**What is being asked**.
Write out the data again exactly, skipping every picture.

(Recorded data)
▬▬▬▬▬▬

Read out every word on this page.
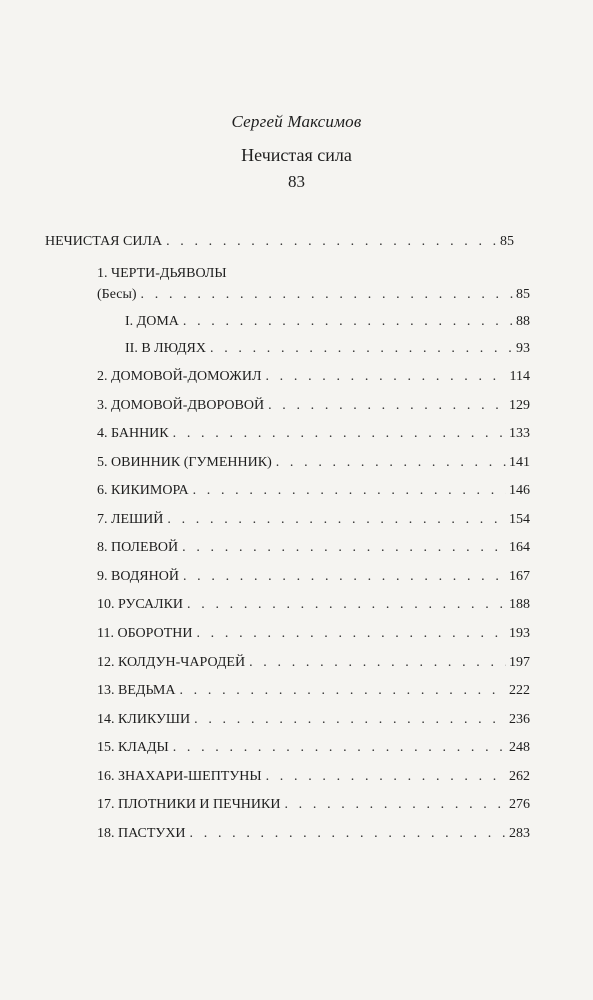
Сергей Максимов
Нечистая сила
83
НЕЧИСТАЯ СИЛА . . .	85
1. ЧЕРТИ-ДЬЯВОЛЫ
(Бесы) . . .	85
I. ДОМА . . .	88
II. В ЛЮДЯХ . . .	93
2. ДОМОВОЙ-ДОМОЖИЛ . . .	114
3. ДОМОВОЙ-ДВОРОВОЙ . . .	129
4. БАННИК . . .	133
5. ОВИННИК (ГУМЕННИК) . . .	141
6. КИКИМОРА . . .	146
7. ЛЕШИЙ . . .	154
8. ПОЛЕВОЙ . . .	164
9. ВОДЯНОЙ . . .	167
10. РУСАЛКИ . . .	188
11. ОБОРОТНИ . . .	193
12. КОЛДУН-ЧАРОДЕЙ . . .	197
13. ВЕДЬМА . . .	222
14. КЛИКУШИ . . .	236
15. КЛАДЫ . . .	248
16. ЗНАХАРИ-ШЕПТУНЫ . . .	262
17. ПЛОТНИКИ И ПЕЧНИКИ . . .	276
18. ПАСТУХИ . . .	283
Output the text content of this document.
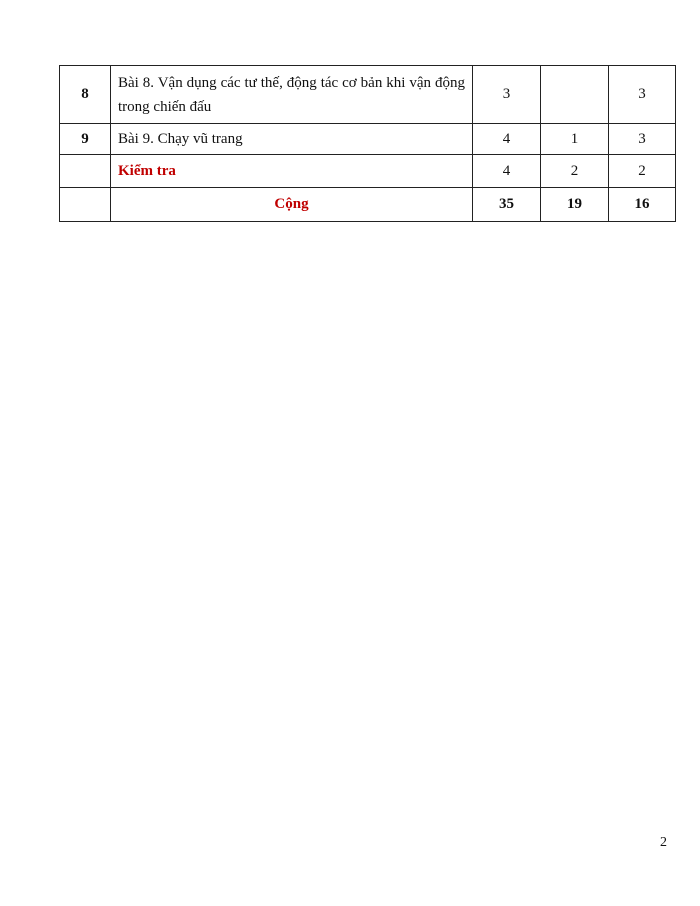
8	Bài 8. Vận dụng các tư thế, động tác cơ bản khi vận động trong chiến đấu	3		3
9	Bài 9. Chạy vũ trang	4	1	3
	Kiểm tra	4	2	2
	Cộng	35	19	16
2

▬▬▬▬▬▬

**Output of the task**.
Read out every word on this page.
Сергей Максимов
Нечистая сила
83
НЕЧИСТАЯ СИЛА . . .	85
1. ЧЕРТИ-ДЬЯВОЛЫ
(Бесы) . . .	85
I. ДОМА . . .	88
II. В ЛЮДЯХ . . .	93
2. ДОМОВОЙ-ДОМОЖИЛ . . .	114
3. ДОМОВОЙ-ДВОРОВОЙ . . .	129
4. БАННИК . . .	133
5. ОВИННИК (ГУМЕННИК) . . .	141
6. КИКИМОРА . . .	146
7. ЛЕШИЙ . . .	154
8. ПОЛЕВОЙ . . .	164
9. ВОДЯНОЙ . . .	167
10. РУСАЛКИ . . .	188
11. ОБОРОТНИ . . .	193
12. КОЛДУН-ЧАРОДЕЙ . . .	197
13. ВЕДЬМА . . .	222
14. КЛИКУШИ . . .	236
15. КЛАДЫ . . .	248
16. ЗНАХАРИ-ШЕПТУНЫ . . .	262
17. ПЛОТНИКИ И ПЕЧНИКИ . . .	276
18. ПАСТУХИ . . .	283
Output the text content of this document.
8	Bài 8. Vận dụng các tư thế, động tác cơ bản khi vận động trong chiến đấu	3		3
9	Bài 9. Chạy vũ trang	4	1	3
	Kiểm tra	4	2	2
	Cộng	35	19	16
2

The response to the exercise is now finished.